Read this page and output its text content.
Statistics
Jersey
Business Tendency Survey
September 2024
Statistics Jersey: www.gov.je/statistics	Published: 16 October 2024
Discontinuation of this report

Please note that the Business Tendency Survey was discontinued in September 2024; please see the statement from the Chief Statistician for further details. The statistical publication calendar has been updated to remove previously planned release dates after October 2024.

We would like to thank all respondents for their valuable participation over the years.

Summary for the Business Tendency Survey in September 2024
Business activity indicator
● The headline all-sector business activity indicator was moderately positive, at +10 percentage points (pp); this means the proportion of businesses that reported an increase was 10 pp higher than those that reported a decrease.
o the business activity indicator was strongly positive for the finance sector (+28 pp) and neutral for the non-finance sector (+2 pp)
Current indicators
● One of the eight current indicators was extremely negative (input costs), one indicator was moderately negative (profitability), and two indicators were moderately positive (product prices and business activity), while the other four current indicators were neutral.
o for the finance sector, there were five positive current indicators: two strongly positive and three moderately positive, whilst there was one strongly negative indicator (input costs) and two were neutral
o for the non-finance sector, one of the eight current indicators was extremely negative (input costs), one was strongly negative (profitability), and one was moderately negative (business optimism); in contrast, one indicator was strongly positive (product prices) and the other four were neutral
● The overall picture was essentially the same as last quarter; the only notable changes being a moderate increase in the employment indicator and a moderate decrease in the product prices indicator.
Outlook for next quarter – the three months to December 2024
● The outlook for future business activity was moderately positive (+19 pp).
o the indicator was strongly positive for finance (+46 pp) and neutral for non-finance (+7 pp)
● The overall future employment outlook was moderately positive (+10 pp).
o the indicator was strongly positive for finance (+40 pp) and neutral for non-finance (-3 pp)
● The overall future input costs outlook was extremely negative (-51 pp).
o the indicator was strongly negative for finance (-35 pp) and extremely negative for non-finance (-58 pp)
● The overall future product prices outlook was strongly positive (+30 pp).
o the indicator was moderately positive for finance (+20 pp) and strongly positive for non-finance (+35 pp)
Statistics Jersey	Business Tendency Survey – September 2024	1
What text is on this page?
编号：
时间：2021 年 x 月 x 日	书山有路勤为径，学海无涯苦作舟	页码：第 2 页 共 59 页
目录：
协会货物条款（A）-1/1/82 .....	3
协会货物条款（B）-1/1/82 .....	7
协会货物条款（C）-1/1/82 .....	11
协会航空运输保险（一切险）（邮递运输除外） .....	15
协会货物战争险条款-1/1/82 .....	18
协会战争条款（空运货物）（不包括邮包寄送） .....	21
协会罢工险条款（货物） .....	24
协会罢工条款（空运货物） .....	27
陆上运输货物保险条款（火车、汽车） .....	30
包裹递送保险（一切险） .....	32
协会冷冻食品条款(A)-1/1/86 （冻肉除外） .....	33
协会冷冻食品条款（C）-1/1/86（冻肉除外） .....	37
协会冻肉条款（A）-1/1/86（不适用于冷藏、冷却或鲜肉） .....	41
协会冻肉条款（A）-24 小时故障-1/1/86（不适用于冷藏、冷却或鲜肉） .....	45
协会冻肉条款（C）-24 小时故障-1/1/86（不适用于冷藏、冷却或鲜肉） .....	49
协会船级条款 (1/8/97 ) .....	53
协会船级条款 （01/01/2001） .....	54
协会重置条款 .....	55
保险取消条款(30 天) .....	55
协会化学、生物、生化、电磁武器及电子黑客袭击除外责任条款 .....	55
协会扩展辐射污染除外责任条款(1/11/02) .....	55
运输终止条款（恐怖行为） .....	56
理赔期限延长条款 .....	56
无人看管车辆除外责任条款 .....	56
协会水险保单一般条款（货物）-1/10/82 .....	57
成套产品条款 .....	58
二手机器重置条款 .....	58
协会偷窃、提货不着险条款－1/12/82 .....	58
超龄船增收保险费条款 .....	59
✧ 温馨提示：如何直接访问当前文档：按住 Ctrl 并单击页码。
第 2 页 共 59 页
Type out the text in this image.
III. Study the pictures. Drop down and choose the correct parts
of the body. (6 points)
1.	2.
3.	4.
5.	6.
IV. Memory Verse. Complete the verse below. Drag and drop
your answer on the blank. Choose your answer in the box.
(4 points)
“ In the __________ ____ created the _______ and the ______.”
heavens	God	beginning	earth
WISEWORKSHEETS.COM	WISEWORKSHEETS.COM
+--
_Exercise goal_.
Transcribe all of the material exactly. Omit nothing.

_Full response_.
Read this page and output its text content.
Statistics
Jersey
Business Tendency Survey
September 2024
Statistics Jersey: www.gov.je/statistics	Published: 16 October 2024
Discontinuation of this report

Please note that the Business Tendency Survey was discontinued in September 2024; please see the statement from the Chief Statistician for further details. The statistical publication calendar has been updated to remove previously planned release dates after October 2024.

We would like to thank all respondents for their valuable participation over the years.

Summary for the Business Tendency Survey in September 2024
Business activity indicator
● The headline all-sector business activity indicator was moderately positive, at +10 percentage points (pp); this means the proportion of businesses that reported an increase was 10 pp higher than those that reported a decrease.
o the business activity indicator was strongly positive for the finance sector (+28 pp) and neutral for the non-finance sector (+2 pp)
Current indicators
● One of the eight current indicators was extremely negative (input costs), one indicator was moderately negative (profitability), and two indicators were moderately positive (product prices and business activity), while the other four current indicators were neutral.
o for the finance sector, there were five positive current indicators: two strongly positive and three moderately positive, whilst there was one strongly negative indicator (input costs) and two were neutral
o for the non-finance sector, one of the eight current indicators was extremely negative (input costs), one was strongly negative (profitability), and one was moderately negative (business optimism); in contrast, one indicator was strongly positive (product prices) and the other four were neutral
● The overall picture was essentially the same as last quarter; the only notable changes being a moderate increase in the employment indicator and a moderate decrease in the product prices indicator.
Outlook for next quarter – the three months to December 2024
● The outlook for future business activity was moderately positive (+19 pp).
o the indicator was strongly positive for finance (+46 pp) and neutral for non-finance (+7 pp)
● The overall future employment outlook was moderately positive (+10 pp).
o the indicator was strongly positive for finance (+40 pp) and neutral for non-finance (-3 pp)
● The overall future input costs outlook was extremely negative (-51 pp).
o the indicator was strongly negative for finance (-35 pp) and extremely negative for non-finance (-58 pp)
● The overall future product prices outlook was strongly positive (+30 pp).
o the indicator was moderately positive for finance (+20 pp) and strongly positive for non-finance (+35 pp)
Statistics Jersey	Business Tendency Survey – September 2024	1
What text is on this page?
编号：
时间：2021 年 x 月 x 日	书山有路勤为径，学海无涯苦作舟	页码：第 2 页 共 59 页
目录：
协会货物条款（A）-1/1/82 .....	3
协会货物条款（B）-1/1/82 .....	7
协会货物条款（C）-1/1/82 .....	11
协会航空运输保险（一切险）（邮递运输除外） .....	15
协会货物战争险条款-1/1/82 .....	18
协会战争条款（空运货物）（不包括邮包寄送） .....	21
协会罢工险条款（货物） .....	24
协会罢工条款（空运货物） .....	27
陆上运输货物保险条款（火车、汽车） .....	30
包裹递送保险（一切险） .....	32
协会冷冻食品条款(A)-1/1/86 （冻肉除外） .....	33
协会冷冻食品条款（C）-1/1/86（冻肉除外） .....	37
协会冻肉条款（A）-1/1/86（不适用于冷藏、冷却或鲜肉） .....	41
协会冻肉条款（A）-24 小时故障-1/1/86（不适用于冷藏、冷却或鲜肉） .....	45
协会冻肉条款（C）-24 小时故障-1/1/86（不适用于冷藏、冷却或鲜肉） .....	49
协会船级条款 (1/8/97 ) .....	53
协会船级条款 （01/01/2001） .....	54
协会重置条款 .....	55
保险取消条款(30 天) .....	55
协会化学、生物、生化、电磁武器及电子黑客袭击除外责任条款 .....	55
协会扩展辐射污染除外责任条款(1/11/02) .....	55
运输终止条款（恐怖行为） .....	56
理赔期限延长条款 .....	56
无人看管车辆除外责任条款 .....	56
协会水险保单一般条款（货物）-1/10/82 .....	57
成套产品条款 .....	58
二手机器重置条款 .....	58
协会偷窃、提货不着险条款－1/12/82 .....	58
超龄船增收保险费条款 .....	59
✧ 温馨提示：如何直接访问当前文档：按住 Ctrl 并单击页码。
第 2 页 共 59 页
Type out the text in this image.
III. Study the pictures. Drop down and choose the correct parts
of the body. (6 points)
1.	2.
3.	4.
5.	6.
IV. Memory Verse. Complete the verse below. Drag and drop
your answer on the blank. Choose your answer in the box.
(4 points)
“ In the __________ ____ created the _______ and the ______.”
heavens	God	beginning	earth
WISEWORKSHEETS.COM	WISEWORKSHEETS.COM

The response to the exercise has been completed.